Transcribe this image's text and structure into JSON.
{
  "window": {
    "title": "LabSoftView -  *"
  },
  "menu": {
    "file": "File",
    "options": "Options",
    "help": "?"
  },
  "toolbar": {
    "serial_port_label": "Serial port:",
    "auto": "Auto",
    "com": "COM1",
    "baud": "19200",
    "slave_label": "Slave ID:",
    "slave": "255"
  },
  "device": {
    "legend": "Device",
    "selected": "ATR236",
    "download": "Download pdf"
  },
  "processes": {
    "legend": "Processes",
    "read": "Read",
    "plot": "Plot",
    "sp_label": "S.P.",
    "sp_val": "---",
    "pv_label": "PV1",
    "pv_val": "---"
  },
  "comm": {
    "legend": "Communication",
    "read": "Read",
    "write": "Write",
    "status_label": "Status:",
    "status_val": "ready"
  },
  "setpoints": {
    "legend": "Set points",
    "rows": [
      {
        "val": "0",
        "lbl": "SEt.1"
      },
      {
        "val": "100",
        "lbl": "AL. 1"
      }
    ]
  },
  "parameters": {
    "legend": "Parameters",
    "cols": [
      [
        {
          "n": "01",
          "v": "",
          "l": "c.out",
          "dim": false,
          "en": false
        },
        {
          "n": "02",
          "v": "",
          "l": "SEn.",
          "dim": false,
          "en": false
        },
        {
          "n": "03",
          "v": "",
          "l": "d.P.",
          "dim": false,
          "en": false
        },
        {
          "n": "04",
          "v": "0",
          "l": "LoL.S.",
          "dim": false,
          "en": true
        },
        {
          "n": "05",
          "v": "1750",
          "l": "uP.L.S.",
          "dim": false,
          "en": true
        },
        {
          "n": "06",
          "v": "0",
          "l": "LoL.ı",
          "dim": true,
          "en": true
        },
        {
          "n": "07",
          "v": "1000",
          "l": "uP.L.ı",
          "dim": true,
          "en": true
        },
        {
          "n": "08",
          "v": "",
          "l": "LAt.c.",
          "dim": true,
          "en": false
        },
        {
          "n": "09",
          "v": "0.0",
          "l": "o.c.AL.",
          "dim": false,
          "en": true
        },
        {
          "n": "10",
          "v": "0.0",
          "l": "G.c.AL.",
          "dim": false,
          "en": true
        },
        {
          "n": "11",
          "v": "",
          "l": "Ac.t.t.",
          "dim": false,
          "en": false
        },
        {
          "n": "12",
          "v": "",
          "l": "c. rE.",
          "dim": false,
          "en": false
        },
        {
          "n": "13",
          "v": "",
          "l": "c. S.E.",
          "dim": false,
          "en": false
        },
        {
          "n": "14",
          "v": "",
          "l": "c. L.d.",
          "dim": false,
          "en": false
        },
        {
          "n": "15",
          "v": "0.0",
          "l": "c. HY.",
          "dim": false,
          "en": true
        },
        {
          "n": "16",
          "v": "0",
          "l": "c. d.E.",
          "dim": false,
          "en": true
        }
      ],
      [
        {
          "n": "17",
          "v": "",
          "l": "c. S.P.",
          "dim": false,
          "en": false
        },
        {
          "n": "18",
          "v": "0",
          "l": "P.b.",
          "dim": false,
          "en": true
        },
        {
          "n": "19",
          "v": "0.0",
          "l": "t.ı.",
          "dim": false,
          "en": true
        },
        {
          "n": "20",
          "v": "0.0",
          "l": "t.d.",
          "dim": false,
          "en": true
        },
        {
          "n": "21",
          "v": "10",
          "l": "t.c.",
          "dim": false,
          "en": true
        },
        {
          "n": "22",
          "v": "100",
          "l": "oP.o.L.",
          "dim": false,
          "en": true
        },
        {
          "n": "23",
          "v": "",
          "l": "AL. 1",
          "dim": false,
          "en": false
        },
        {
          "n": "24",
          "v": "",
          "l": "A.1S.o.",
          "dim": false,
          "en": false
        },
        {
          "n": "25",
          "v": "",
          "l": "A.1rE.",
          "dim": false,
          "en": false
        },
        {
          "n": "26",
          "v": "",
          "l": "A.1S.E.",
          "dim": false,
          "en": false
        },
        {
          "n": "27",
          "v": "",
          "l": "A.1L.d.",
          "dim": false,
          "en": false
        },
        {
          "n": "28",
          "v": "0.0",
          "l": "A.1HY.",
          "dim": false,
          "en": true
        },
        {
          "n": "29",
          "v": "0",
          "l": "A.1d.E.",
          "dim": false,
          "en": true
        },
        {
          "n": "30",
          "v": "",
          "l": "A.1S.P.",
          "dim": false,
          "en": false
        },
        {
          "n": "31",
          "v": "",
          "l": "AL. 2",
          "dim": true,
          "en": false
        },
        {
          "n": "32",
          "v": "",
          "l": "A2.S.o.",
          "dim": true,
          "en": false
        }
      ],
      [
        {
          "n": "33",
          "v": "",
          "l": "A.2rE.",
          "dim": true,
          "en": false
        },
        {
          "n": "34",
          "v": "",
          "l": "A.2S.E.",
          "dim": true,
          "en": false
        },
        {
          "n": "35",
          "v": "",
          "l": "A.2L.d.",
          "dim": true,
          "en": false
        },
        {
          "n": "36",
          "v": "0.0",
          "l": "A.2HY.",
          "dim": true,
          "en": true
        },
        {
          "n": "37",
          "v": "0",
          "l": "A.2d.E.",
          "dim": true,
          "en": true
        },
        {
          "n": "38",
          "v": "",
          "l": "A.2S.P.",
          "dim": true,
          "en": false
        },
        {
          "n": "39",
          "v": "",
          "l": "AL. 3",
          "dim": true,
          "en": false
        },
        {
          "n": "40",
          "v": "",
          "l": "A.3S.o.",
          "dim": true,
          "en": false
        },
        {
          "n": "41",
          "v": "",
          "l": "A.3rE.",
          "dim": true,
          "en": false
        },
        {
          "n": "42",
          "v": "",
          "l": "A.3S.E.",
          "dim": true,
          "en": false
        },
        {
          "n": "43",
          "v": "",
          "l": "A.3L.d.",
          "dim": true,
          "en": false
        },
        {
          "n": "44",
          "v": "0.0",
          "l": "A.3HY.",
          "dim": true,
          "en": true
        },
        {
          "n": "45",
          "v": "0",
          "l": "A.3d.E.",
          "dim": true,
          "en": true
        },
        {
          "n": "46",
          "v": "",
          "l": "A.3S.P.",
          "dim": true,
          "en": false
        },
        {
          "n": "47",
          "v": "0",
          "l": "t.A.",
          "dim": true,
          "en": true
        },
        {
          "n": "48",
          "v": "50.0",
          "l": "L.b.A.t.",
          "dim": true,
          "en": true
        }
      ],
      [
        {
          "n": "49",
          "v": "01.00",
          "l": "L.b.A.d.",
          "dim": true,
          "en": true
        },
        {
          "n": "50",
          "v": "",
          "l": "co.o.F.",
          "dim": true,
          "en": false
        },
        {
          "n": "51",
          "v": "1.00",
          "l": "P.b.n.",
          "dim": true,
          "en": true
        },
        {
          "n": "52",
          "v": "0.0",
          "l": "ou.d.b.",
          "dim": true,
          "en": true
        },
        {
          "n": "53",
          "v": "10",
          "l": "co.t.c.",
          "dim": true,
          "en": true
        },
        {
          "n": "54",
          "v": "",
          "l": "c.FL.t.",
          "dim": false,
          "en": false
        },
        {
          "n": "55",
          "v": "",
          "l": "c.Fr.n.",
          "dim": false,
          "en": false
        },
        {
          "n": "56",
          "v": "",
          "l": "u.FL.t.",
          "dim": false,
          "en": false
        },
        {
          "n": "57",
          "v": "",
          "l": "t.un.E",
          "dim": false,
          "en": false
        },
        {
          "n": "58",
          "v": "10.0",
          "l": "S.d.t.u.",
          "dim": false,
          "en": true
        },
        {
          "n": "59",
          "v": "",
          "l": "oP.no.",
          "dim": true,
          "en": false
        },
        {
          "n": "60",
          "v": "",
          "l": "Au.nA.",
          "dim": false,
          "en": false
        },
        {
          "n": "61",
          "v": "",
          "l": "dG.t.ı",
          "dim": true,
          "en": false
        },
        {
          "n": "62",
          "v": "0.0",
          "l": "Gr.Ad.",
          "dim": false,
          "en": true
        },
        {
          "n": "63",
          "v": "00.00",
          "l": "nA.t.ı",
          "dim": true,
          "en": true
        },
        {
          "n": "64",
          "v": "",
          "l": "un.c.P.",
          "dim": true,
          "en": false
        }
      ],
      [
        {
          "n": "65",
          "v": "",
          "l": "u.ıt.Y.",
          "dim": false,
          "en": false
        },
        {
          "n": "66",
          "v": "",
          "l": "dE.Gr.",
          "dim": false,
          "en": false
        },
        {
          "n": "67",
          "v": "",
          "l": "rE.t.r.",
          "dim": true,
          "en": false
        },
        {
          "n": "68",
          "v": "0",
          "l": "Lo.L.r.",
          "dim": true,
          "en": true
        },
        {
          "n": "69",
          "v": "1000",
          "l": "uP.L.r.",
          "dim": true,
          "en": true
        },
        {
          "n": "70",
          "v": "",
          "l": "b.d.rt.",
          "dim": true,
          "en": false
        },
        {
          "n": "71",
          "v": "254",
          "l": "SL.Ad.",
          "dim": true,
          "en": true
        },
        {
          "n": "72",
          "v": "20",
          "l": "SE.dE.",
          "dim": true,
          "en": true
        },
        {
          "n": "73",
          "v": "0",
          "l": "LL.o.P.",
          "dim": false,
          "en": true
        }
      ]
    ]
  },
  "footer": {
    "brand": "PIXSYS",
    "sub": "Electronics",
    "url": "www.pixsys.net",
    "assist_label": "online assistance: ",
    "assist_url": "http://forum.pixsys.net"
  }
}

» Work to do
Pick out the lines that include the word "legend" and write them out.

» Written answer
    "legend": "Device",
    "legend": "Processes",
    "legend": "Communication",
    "legend": "Set points",
    "legend": "Parameters",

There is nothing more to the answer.